Directions =
Copy every record word for word.

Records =
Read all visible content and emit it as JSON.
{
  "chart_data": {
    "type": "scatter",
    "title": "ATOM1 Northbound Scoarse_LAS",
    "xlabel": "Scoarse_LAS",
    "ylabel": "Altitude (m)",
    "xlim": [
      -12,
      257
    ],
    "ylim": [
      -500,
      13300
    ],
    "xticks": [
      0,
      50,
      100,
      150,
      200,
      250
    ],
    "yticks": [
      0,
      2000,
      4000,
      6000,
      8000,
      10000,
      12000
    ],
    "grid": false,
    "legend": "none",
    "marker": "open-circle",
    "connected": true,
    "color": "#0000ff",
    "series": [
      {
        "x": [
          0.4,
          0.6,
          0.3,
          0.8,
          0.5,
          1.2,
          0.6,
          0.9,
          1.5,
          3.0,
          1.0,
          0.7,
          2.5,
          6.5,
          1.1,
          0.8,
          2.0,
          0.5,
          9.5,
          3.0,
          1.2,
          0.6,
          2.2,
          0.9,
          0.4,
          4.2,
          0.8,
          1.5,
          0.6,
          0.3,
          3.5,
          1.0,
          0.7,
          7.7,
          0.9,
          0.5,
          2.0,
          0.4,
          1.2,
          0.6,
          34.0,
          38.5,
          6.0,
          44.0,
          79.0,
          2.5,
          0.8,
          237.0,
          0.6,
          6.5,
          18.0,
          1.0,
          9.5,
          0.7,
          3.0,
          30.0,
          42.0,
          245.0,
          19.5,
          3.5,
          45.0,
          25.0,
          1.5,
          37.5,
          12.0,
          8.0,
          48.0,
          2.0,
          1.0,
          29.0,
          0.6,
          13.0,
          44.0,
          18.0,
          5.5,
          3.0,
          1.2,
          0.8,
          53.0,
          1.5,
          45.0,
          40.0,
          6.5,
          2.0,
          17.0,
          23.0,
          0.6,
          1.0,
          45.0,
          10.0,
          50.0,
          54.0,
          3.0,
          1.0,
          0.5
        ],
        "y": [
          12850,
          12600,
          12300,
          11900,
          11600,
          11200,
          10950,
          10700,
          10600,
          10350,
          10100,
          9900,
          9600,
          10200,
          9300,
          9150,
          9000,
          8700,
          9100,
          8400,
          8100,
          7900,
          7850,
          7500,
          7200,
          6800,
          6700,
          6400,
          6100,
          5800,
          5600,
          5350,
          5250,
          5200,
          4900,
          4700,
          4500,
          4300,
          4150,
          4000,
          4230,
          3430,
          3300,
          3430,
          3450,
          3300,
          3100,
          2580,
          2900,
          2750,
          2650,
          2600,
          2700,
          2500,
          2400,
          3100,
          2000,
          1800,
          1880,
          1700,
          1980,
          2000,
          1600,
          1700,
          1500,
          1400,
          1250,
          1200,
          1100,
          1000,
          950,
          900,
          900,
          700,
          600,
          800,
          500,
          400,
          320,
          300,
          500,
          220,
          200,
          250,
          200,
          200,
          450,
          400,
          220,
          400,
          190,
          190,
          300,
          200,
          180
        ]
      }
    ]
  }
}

Written answer =
Read all visible content and emit it as JSON.
{
  "chart_data": {
    "type": "scatter",
    "title": "ATOM1 Northbound Scoarse_LAS",
    "xlabel": "Scoarse_LAS",
    "ylabel": "Altitude (m)",
    "xlim": [
      -12,
      257
    ],
    "ylim": [
      -500,
      13300
    ],
    "xticks": [
      0,
      50,
      100,
      150,
      200,
      250
    ],
    "yticks": [
      0,
      2000,
      4000,
      6000,
      8000,
      10000,
      12000
    ],
    "grid": false,
    "legend": "none",
    "marker": "open-circle",
    "connected": true,
    "color": "#0000ff",
    "series": [
      {
        "x": [
          0.4,
          0.6,
          0.3,
          0.8,
          0.5,
          1.2,
          0.6,
          0.9,
          1.5,
          3.0,
          1.0,
          0.7,
          2.5,
          6.5,
          1.1,
          0.8,
          2.0,
          0.5,
          9.5,
          3.0,
          1.2,
          0.6,
          2.2,
          0.9,
          0.4,
          4.2,
          0.8,
          1.5,
          0.6,
          0.3,
          3.5,
          1.0,
          0.7,
          7.7,
          0.9,
          0.5,
          2.0,
          0.4,
          1.2,
          0.6,
          34.0,
          38.5,
          6.0,
          44.0,
          79.0,
          2.5,
          0.8,
          237.0,
          0.6,
          6.5,
          18.0,
          1.0,
          9.5,
          0.7,
          3.0,
          30.0,
          42.0,
          245.0,
          19.5,
          3.5,
          45.0,
          25.0,
          1.5,
          37.5,
          12.0,
          8.0,
          48.0,
          2.0,
          1.0,
          29.0,
          0.6,
          13.0,
          44.0,
          18.0,
          5.5,
          3.0,
          1.2,
          0.8,
          53.0,
          1.5,
          45.0,
          40.0,
          6.5,
          2.0,
          17.0,
          23.0,
          0.6,
          1.0,
          45.0,
          10.0,
          50.0,
          54.0,
          3.0,
          1.0,
          0.5
        ],
        "y": [
          12850,
          12600,
          12300,
          11900,
          11600,
          11200,
          10950,
          10700,
          10600,
          10350,
          10100,
          9900,
          9600,
          10200,
          9300,
          9150,
          9000,
          8700,
          9100,
          8400,
          8100,
          7900,
          7850,
          7500,
          7200,
          6800,
          6700,
          6400,
          6100,
          5800,
          5600,
          5350,
          5250,
          5200,
          4900,
          4700,
          4500,
          4300,
          4150,
          4000,
          4230,
          3430,
          3300,
          3430,
          3450,
          3300,
          3100,
          2580,
          2900,
          2750,
          2650,
          2600,
          2700,
          2500,
          2400,
          3100,
          2000,
          1800,
          1880,
          1700,
          1980,
          2000,
          1600,
          1700,
          1500,
          1400,
          1250,
          1200,
          1100,
          1000,
          950,
          900,
          900,
          700,
          600,
          800,
          500,
          400,
          320,
          300,
          500,
          220,
          200,
          250,
          200,
          200,
          450,
          400,
          220,
          400,
          190,
          190,
          300,
          200,
          180
        ]
      }
    ]
  }
}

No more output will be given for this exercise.